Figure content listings
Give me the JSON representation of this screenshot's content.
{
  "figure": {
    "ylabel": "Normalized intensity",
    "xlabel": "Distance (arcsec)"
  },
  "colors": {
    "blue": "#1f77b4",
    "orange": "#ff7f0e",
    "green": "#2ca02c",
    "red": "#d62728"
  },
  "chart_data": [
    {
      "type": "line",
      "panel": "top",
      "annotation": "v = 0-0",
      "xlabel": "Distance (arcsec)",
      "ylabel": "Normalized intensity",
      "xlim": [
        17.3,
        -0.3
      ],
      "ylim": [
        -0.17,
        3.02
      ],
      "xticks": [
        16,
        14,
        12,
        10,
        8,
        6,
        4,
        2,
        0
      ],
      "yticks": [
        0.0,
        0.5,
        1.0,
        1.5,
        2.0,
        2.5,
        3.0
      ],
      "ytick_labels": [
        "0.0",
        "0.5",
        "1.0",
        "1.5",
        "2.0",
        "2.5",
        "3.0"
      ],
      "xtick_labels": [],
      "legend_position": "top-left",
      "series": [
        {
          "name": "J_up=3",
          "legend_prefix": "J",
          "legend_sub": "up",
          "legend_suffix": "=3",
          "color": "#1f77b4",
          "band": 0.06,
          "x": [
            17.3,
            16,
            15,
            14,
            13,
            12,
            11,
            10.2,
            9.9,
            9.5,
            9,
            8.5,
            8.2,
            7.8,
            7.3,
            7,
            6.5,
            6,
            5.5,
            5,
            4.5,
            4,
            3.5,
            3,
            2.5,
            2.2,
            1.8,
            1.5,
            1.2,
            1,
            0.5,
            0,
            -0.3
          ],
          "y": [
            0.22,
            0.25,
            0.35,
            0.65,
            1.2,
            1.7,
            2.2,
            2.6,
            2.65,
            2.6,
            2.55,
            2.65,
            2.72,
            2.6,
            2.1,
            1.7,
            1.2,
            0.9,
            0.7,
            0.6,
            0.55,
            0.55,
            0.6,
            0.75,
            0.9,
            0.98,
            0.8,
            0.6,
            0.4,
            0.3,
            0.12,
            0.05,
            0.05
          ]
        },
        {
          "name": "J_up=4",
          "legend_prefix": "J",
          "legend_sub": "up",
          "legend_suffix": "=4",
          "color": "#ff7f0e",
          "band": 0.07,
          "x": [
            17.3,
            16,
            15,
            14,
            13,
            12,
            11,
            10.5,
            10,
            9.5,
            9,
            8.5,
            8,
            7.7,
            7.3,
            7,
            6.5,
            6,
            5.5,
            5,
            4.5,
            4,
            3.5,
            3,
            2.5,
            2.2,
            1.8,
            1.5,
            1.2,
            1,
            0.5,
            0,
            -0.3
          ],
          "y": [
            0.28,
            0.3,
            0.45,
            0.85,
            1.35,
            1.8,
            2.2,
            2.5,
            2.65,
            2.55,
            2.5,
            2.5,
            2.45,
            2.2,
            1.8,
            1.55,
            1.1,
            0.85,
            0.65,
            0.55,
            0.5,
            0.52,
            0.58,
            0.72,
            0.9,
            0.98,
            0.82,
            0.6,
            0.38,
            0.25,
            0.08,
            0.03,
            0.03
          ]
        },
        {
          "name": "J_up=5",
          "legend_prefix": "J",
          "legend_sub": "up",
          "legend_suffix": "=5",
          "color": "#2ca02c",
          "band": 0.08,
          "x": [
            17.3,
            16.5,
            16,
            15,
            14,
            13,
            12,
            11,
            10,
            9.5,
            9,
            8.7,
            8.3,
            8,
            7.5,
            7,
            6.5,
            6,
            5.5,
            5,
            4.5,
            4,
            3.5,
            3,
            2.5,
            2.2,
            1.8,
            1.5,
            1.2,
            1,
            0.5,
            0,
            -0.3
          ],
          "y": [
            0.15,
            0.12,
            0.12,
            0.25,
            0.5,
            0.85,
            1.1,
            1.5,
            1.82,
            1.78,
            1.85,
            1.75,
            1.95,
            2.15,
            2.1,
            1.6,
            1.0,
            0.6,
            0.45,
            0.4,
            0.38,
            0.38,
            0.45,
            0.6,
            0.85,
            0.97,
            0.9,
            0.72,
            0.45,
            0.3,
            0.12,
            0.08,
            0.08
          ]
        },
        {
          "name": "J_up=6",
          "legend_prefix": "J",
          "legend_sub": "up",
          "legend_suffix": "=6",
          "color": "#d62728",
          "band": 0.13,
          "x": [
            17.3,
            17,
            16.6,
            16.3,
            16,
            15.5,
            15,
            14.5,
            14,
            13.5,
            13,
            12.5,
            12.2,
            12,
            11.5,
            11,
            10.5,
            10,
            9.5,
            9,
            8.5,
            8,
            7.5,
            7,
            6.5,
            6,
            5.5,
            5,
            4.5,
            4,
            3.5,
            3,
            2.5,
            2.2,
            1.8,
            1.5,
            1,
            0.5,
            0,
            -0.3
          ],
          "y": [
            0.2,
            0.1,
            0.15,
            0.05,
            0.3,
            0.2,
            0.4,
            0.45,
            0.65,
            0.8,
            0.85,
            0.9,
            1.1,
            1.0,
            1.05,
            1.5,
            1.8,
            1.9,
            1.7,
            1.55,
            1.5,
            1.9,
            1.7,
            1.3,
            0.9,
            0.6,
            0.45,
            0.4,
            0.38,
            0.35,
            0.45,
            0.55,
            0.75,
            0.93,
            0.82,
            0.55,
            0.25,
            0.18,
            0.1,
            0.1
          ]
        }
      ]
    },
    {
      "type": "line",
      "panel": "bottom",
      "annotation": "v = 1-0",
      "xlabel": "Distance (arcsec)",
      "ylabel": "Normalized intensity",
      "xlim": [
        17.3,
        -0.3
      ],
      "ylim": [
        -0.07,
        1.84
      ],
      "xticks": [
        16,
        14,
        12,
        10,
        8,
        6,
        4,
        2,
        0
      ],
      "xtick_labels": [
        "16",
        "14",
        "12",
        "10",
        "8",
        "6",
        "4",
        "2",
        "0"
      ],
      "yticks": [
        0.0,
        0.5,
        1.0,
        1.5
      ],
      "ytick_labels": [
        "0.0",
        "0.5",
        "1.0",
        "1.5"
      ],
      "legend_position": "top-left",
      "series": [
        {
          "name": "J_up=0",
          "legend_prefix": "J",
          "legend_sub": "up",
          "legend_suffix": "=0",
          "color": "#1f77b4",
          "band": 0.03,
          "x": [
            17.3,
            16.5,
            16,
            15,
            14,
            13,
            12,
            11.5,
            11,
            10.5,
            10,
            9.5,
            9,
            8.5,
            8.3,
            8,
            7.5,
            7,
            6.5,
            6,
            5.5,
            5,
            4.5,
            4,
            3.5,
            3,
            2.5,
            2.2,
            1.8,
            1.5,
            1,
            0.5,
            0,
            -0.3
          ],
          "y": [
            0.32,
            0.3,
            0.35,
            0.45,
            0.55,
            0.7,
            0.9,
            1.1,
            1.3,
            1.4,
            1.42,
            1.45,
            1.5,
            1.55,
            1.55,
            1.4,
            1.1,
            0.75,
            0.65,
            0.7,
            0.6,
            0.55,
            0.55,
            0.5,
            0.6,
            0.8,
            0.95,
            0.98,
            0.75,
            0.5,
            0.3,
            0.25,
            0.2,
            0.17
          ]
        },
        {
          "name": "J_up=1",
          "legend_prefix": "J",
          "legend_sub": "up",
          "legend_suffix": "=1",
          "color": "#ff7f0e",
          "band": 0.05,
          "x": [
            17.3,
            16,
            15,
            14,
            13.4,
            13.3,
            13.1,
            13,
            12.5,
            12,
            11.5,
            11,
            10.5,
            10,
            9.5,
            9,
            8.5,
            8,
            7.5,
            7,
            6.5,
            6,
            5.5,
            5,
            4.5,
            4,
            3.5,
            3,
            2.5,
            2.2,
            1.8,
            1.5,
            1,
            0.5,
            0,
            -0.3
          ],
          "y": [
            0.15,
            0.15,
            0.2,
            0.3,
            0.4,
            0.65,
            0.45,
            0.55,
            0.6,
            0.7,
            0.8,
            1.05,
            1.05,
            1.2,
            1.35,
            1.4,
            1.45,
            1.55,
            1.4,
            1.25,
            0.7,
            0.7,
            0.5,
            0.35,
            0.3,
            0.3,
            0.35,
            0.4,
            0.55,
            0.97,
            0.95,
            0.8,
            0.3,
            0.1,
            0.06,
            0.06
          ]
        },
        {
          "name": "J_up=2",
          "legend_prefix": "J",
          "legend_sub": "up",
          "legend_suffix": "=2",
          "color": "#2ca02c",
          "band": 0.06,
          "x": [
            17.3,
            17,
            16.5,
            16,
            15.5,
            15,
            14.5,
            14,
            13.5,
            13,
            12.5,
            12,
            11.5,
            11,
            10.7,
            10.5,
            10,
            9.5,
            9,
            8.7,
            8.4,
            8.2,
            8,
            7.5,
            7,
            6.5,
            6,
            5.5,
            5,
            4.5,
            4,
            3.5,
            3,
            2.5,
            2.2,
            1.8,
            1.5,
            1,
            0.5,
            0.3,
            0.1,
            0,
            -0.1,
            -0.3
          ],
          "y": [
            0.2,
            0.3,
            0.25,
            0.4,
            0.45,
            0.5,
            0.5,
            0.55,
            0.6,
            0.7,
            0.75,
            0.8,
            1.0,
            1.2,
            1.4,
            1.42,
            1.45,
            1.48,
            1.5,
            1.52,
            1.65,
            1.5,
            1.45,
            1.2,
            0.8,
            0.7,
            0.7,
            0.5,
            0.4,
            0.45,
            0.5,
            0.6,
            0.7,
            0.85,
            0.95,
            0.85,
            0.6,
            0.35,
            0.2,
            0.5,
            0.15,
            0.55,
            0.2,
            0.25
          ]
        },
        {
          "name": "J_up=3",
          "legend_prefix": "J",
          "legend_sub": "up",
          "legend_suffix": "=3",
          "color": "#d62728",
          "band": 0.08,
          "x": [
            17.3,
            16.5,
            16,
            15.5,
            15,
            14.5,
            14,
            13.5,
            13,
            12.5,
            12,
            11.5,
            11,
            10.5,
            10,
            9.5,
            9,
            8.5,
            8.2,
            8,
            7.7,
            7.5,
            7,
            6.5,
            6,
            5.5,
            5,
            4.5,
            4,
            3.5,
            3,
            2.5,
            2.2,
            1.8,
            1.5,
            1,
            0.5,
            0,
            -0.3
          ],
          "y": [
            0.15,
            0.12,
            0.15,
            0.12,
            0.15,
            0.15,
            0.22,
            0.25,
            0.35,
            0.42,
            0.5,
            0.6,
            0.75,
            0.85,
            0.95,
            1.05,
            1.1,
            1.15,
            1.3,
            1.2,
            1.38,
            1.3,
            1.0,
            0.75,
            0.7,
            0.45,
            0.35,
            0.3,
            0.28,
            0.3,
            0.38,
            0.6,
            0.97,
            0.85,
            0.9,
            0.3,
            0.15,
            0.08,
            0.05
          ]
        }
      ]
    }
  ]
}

◆ **TO DO**
Lines from the records above that hold "band" are the ones to list.

◆ **FINAL RESULT**
          "band": 0.06,
          "band": 0.07,
          "band": 0.08,
          "band": 0.13,
          "band": 0.03,
          "band": 0.05,
          "band": 0.06,
          "band": 0.08,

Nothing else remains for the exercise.